**Aim**.
What is the count of lines in the listing below that hold the string "High"? Reply with that number alone.

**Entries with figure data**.
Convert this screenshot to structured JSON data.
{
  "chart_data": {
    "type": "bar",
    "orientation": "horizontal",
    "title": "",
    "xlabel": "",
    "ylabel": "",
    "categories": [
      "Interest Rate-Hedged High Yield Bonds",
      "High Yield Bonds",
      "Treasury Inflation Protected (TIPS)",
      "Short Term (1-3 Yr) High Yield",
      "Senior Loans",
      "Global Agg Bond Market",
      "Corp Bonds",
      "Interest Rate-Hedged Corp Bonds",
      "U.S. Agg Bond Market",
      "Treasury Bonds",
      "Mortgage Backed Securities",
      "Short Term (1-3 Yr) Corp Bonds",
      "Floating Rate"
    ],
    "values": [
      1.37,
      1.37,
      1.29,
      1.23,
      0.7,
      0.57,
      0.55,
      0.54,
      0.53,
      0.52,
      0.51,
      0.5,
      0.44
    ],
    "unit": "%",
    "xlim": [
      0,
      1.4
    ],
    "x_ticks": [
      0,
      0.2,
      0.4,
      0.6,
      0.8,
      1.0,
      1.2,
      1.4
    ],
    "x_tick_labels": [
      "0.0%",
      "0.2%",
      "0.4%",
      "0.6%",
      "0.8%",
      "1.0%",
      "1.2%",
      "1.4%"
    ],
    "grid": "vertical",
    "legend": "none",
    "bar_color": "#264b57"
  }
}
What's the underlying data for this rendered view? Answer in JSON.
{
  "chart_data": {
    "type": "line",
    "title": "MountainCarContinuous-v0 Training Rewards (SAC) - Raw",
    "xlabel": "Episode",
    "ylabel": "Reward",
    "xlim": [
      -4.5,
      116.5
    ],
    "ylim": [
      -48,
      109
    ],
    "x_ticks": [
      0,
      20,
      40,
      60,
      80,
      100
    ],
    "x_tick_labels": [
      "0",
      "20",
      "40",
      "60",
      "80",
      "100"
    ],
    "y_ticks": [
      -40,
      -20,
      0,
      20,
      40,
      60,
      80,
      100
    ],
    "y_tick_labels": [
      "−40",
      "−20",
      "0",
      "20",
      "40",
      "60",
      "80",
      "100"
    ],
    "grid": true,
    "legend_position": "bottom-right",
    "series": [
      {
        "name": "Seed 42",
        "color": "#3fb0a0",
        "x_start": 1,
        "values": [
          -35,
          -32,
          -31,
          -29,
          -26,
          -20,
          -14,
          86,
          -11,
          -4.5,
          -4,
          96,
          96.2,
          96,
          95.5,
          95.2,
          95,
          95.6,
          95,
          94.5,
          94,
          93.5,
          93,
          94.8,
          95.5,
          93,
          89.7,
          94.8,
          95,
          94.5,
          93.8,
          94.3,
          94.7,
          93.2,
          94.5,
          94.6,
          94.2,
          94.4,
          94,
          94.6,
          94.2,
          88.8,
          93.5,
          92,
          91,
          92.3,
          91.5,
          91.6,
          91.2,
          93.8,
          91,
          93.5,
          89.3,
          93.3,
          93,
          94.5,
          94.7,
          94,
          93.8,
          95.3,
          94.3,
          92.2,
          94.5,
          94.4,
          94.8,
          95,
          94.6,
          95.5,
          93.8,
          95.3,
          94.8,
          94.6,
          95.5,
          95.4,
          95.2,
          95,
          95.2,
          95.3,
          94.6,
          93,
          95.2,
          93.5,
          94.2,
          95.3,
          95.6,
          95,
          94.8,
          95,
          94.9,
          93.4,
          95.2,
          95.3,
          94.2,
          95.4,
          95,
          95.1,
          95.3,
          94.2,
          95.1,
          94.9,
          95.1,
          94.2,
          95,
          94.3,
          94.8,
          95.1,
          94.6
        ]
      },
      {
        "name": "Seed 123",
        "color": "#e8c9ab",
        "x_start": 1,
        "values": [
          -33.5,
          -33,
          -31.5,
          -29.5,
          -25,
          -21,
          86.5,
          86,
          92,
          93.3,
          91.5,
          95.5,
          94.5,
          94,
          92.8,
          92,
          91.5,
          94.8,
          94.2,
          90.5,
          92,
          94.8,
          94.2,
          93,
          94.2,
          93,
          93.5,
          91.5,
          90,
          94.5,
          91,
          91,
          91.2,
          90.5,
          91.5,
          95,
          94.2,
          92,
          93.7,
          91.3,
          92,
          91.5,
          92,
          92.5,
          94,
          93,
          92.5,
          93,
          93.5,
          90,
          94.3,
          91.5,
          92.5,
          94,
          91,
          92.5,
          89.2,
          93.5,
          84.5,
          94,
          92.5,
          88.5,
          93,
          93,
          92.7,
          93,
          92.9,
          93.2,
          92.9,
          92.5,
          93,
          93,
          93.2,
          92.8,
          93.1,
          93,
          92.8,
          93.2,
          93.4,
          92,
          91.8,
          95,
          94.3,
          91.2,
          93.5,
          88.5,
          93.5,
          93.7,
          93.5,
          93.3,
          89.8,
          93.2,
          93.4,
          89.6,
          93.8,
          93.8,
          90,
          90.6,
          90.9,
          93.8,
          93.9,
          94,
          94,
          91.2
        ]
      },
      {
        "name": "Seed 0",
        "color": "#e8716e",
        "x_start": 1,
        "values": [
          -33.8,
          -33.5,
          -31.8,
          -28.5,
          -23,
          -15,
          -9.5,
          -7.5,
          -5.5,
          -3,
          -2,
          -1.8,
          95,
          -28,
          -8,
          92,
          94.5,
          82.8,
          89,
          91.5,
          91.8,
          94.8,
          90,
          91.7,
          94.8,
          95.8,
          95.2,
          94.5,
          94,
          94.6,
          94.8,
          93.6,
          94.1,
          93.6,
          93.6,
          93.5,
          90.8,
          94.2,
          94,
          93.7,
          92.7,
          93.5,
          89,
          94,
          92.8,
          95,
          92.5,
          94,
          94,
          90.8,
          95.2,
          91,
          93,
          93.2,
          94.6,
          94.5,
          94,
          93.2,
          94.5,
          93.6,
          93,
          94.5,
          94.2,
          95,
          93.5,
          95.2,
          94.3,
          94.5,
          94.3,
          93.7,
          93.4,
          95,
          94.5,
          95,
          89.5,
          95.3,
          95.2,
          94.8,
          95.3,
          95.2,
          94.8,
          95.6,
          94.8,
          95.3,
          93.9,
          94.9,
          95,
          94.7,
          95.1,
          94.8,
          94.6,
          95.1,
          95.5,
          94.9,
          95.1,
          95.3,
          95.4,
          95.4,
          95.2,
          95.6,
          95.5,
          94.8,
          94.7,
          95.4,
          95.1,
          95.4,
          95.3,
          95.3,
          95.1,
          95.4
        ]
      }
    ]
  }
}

**Correct result**.
3